Start Listed entries

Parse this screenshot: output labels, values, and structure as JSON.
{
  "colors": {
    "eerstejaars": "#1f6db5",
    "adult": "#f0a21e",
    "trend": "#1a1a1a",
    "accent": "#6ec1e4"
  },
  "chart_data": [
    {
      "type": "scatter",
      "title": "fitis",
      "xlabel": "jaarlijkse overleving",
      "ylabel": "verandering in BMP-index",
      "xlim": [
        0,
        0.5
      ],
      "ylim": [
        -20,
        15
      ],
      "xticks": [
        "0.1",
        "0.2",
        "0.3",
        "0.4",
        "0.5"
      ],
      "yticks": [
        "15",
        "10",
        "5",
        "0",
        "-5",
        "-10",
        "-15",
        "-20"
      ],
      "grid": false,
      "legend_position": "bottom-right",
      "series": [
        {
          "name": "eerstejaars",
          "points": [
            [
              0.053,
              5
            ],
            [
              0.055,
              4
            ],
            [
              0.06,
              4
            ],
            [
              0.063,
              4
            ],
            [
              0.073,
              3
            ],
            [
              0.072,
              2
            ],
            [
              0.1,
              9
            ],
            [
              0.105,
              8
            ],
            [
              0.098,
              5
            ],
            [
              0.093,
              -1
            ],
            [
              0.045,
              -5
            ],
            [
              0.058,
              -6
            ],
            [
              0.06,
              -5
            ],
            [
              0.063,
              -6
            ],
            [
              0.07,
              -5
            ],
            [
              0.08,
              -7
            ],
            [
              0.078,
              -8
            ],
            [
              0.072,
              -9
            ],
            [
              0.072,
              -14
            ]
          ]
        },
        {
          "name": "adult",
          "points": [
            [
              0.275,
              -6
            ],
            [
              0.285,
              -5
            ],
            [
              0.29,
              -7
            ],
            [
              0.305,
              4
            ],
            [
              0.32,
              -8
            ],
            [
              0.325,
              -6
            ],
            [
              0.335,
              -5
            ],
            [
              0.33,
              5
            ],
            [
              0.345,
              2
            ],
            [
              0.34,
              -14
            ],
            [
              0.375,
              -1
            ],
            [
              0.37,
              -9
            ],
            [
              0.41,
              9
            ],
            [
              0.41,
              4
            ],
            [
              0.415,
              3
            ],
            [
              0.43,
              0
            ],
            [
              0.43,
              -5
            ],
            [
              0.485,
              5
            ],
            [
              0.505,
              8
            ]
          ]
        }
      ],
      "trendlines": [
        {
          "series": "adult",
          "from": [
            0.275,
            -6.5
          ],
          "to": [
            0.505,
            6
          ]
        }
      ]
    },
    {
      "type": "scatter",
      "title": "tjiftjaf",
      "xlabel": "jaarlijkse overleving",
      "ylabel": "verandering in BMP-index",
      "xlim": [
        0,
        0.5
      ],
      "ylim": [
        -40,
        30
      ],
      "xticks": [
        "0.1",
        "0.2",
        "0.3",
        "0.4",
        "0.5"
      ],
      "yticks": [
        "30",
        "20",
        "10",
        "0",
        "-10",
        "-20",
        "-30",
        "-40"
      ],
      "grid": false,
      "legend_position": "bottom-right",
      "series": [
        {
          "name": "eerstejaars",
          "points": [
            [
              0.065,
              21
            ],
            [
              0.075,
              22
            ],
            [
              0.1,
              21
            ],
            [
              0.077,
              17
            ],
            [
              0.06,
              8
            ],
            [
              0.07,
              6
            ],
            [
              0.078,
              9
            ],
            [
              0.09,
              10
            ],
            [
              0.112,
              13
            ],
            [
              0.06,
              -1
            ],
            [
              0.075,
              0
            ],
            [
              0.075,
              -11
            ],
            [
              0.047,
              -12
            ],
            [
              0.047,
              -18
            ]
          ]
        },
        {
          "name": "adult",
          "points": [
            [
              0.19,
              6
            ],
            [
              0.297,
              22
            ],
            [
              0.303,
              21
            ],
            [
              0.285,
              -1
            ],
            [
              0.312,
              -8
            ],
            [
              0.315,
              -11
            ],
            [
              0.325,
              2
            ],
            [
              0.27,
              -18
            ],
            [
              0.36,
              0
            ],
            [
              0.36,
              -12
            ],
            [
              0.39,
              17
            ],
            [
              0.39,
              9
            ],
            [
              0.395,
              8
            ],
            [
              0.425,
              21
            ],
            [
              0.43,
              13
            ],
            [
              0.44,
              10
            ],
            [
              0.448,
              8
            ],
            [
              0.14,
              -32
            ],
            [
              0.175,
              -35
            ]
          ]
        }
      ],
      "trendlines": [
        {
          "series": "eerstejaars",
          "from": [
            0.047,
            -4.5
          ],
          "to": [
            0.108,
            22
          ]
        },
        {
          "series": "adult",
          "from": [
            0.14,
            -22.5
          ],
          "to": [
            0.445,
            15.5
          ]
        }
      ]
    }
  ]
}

End Listed entries

Set exercise: Restate the whole listing exactly.

Task output:
Parse this screenshot: output labels, values, and structure as JSON.
{
  "colors": {
    "eerstejaars": "#1f6db5",
    "adult": "#f0a21e",
    "trend": "#1a1a1a",
    "accent": "#6ec1e4"
  },
  "chart_data": [
    {
      "type": "scatter",
      "title": "fitis",
      "xlabel": "jaarlijkse overleving",
      "ylabel": "verandering in BMP-index",
      "xlim": [
        0,
        0.5
      ],
      "ylim": [
        -20,
        15
      ],
      "xticks": [
        "0.1",
        "0.2",
        "0.3",
        "0.4",
        "0.5"
      ],
      "yticks": [
        "15",
        "10",
        "5",
        "0",
        "-5",
        "-10",
        "-15",
        "-20"
      ],
      "grid": false,
      "legend_position": "bottom-right",
      "series": [
        {
          "name": "eerstejaars",
          "points": [
            [
              0.053,
              5
            ],
            [
              0.055,
              4
            ],
            [
              0.06,
              4
            ],
            [
              0.063,
              4
            ],
            [
              0.073,
              3
            ],
            [
              0.072,
              2
            ],
            [
              0.1,
              9
            ],
            [
              0.105,
              8
            ],
            [
              0.098,
              5
            ],
            [
              0.093,
              -1
            ],
            [
              0.045,
              -5
            ],
            [
              0.058,
              -6
            ],
            [
              0.06,
              -5
            ],
            [
              0.063,
              -6
            ],
            [
              0.07,
              -5
            ],
            [
              0.08,
              -7
            ],
            [
              0.078,
              -8
            ],
            [
              0.072,
              -9
            ],
            [
              0.072,
              -14
            ]
          ]
        },
        {
          "name": "adult",
          "points": [
            [
              0.275,
              -6
            ],
            [
              0.285,
              -5
            ],
            [
              0.29,
              -7
            ],
            [
              0.305,
              4
            ],
            [
              0.32,
              -8
            ],
            [
              0.325,
              -6
            ],
            [
              0.335,
              -5
            ],
            [
              0.33,
              5
            ],
            [
              0.345,
              2
            ],
            [
              0.34,
              -14
            ],
            [
              0.375,
              -1
            ],
            [
              0.37,
              -9
            ],
            [
              0.41,
              9
            ],
            [
              0.41,
              4
            ],
            [
              0.415,
              3
            ],
            [
              0.43,
              0
            ],
            [
              0.43,
              -5
            ],
            [
              0.485,
              5
            ],
            [
              0.505,
              8
            ]
          ]
        }
      ],
      "trendlines": [
        {
          "series": "adult",
          "from": [
            0.275,
            -6.5
          ],
          "to": [
            0.505,
            6
          ]
        }
      ]
    },
    {
      "type": "scatter",
      "title": "tjiftjaf",
      "xlabel": "jaarlijkse overleving",
      "ylabel": "verandering in BMP-index",
      "xlim": [
        0,
        0.5
      ],
      "ylim": [
        -40,
        30
      ],
      "xticks": [
        "0.1",
        "0.2",
        "0.3",
        "0.4",
        "0.5"
      ],
      "yticks": [
        "30",
        "20",
        "10",
        "0",
        "-10",
        "-20",
        "-30",
        "-40"
      ],
      "grid": false,
      "legend_position": "bottom-right",
      "series": [
        {
          "name": "eerstejaars",
          "points": [
            [
              0.065,
              21
            ],
            [
              0.075,
              22
            ],
            [
              0.1,
              21
            ],
            [
              0.077,
              17
            ],
            [
              0.06,
              8
            ],
            [
              0.07,
              6
            ],
            [
              0.078,
              9
            ],
            [
              0.09,
              10
            ],
            [
              0.112,
              13
            ],
            [
              0.06,
              -1
            ],
            [
              0.075,
              0
            ],
            [
              0.075,
              -11
            ],
            [
              0.047,
              -12
            ],
            [
              0.047,
              -18
            ]
          ]
        },
        {
          "name": "adult",
          "points": [
            [
              0.19,
              6
            ],
            [
              0.297,
              22
            ],
            [
              0.303,
              21
            ],
            [
              0.285,
              -1
            ],
            [
              0.312,
              -8
            ],
            [
              0.315,
              -11
            ],
            [
              0.325,
              2
            ],
            [
              0.27,
              -18
            ],
            [
              0.36,
              0
            ],
            [
              0.36,
              -12
            ],
            [
              0.39,
              17
            ],
            [
              0.39,
              9
            ],
            [
              0.395,
              8
            ],
            [
              0.425,
              21
            ],
            [
              0.43,
              13
            ],
            [
              0.44,
              10
            ],
            [
              0.448,
              8
            ],
            [
              0.14,
              -32
            ],
            [
              0.175,
              -35
            ]
          ]
        }
      ],
      "trendlines": [
        {
          "series": "eerstejaars",
          "from": [
            0.047,
            -4.5
          ],
          "to": [
            0.108,
            22
          ]
        },
        {
          "series": "adult",
          "from": [
            0.14,
            -22.5
          ],
          "to": [
            0.445,
            15.5
          ]
        }
      ]
    }
  ]
}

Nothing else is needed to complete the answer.